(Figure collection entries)
::::::::

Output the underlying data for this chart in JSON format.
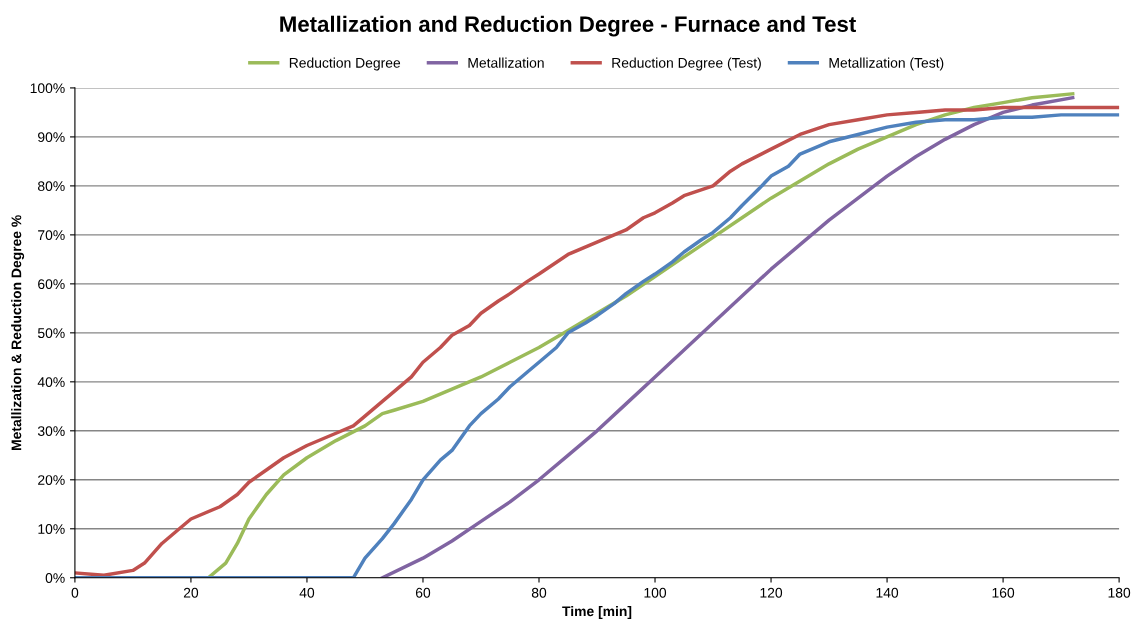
{
  "chart_data": {
    "type": "line",
    "title": "Metallization and Reduction Degree - Furnace and Test",
    "xlabel": "Time [min]",
    "ylabel": "Metallization & Reduction Degree %",
    "xlim": [
      0,
      180
    ],
    "xticks": [
      0,
      20,
      40,
      60,
      80,
      100,
      120,
      140,
      160,
      180
    ],
    "ylim": [
      0,
      100
    ],
    "yticks": [
      {
        "value": 0,
        "label": "0%"
      },
      {
        "value": 10,
        "label": "10%"
      },
      {
        "value": 20,
        "label": "20%"
      },
      {
        "value": 30,
        "label": "30%"
      },
      {
        "value": 40,
        "label": "40%"
      },
      {
        "value": 50,
        "label": "50%"
      },
      {
        "value": 60,
        "label": "60%"
      },
      {
        "value": 70,
        "label": "70%"
      },
      {
        "value": 80,
        "label": "80%"
      },
      {
        "value": 90,
        "label": "90%"
      },
      {
        "value": 100,
        "label": "100%"
      }
    ],
    "grid": "y",
    "legend": "top",
    "marker": "none",
    "line_style": "solid",
    "series": [
      {
        "name": "Reduction Degree",
        "color": "#9bbb59",
        "x": [
          23,
          26,
          28,
          30,
          33,
          36,
          40,
          45,
          50,
          53,
          55,
          60,
          65,
          70,
          75,
          80,
          85,
          90,
          95,
          100,
          105,
          110,
          115,
          120,
          125,
          130,
          135,
          140,
          145,
          150,
          155,
          160,
          165,
          172
        ],
        "values": [
          0,
          3,
          7,
          12,
          17,
          21,
          24.5,
          28,
          31,
          33.5,
          34.2,
          36,
          38.5,
          41,
          44,
          47,
          50.5,
          54,
          57.5,
          61.5,
          65.5,
          69.5,
          73.5,
          77.5,
          81,
          84.5,
          87.5,
          90,
          92.5,
          94.5,
          96,
          97,
          98,
          98.8
        ]
      },
      {
        "name": "Metallization",
        "color": "#8064a2",
        "x": [
          53,
          60,
          65,
          70,
          75,
          80,
          85,
          90,
          95,
          100,
          105,
          110,
          115,
          120,
          125,
          130,
          135,
          140,
          145,
          150,
          155,
          160,
          165,
          172
        ],
        "values": [
          0,
          4,
          7.5,
          11.5,
          15.5,
          20,
          25,
          30,
          35.5,
          41,
          46.5,
          52,
          57.5,
          63,
          68,
          73,
          77.5,
          82,
          86,
          89.5,
          92.5,
          95,
          96.5,
          98
        ]
      },
      {
        "name": "Reduction Degree (Test)",
        "color": "#c0504d",
        "x": [
          0,
          5,
          10,
          12,
          15,
          18,
          20,
          25,
          28,
          30,
          33,
          36,
          40,
          45,
          48,
          50,
          53,
          55,
          58,
          60,
          63,
          65,
          68,
          70,
          73,
          75,
          78,
          80,
          85,
          90,
          95,
          98,
          100,
          103,
          105,
          110,
          113,
          115,
          120,
          125,
          130,
          135,
          140,
          145,
          150,
          155,
          160,
          165,
          170,
          175,
          180
        ],
        "values": [
          1,
          0.5,
          1.5,
          3,
          7,
          10,
          12,
          14.5,
          17,
          19.5,
          22,
          24.5,
          27,
          29.5,
          31,
          33,
          36,
          38,
          41,
          44,
          47,
          49.5,
          51.5,
          54,
          56.5,
          58,
          60.5,
          62,
          66,
          68.5,
          71,
          73.5,
          74.5,
          76.5,
          78,
          80,
          83,
          84.5,
          87.5,
          90.5,
          92.5,
          93.5,
          94.5,
          95,
          95.5,
          95.5,
          96,
          96,
          96,
          96,
          96
        ]
      },
      {
        "name": "Metallization (Test)",
        "color": "#4f81bd",
        "x": [
          0,
          48,
          50,
          53,
          55,
          58,
          60,
          63,
          65,
          68,
          70,
          73,
          75,
          78,
          80,
          83,
          85,
          88,
          90,
          93,
          95,
          98,
          100,
          103,
          105,
          108,
          110,
          113,
          115,
          118,
          120,
          123,
          125,
          130,
          135,
          140,
          145,
          150,
          155,
          160,
          165,
          170,
          175,
          180
        ],
        "values": [
          0,
          0,
          4,
          8,
          11,
          16,
          20,
          24,
          26,
          31,
          33.5,
          36.5,
          39,
          42,
          44,
          47,
          50,
          52,
          53.5,
          56,
          58,
          60.5,
          62,
          64.5,
          66.5,
          69,
          70.5,
          73.5,
          76,
          79.5,
          82,
          84,
          86.5,
          89,
          90.5,
          92,
          93,
          93.5,
          93.5,
          94,
          94,
          94.5,
          94.5,
          94.5
        ]
      }
    ]
  }
}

::::::::

[DIRECTIONS FOR THIS TASK]: Reply with the number of lines in the material above that contain "Degree", and nothing more.

[TASK SOLUTION]: 4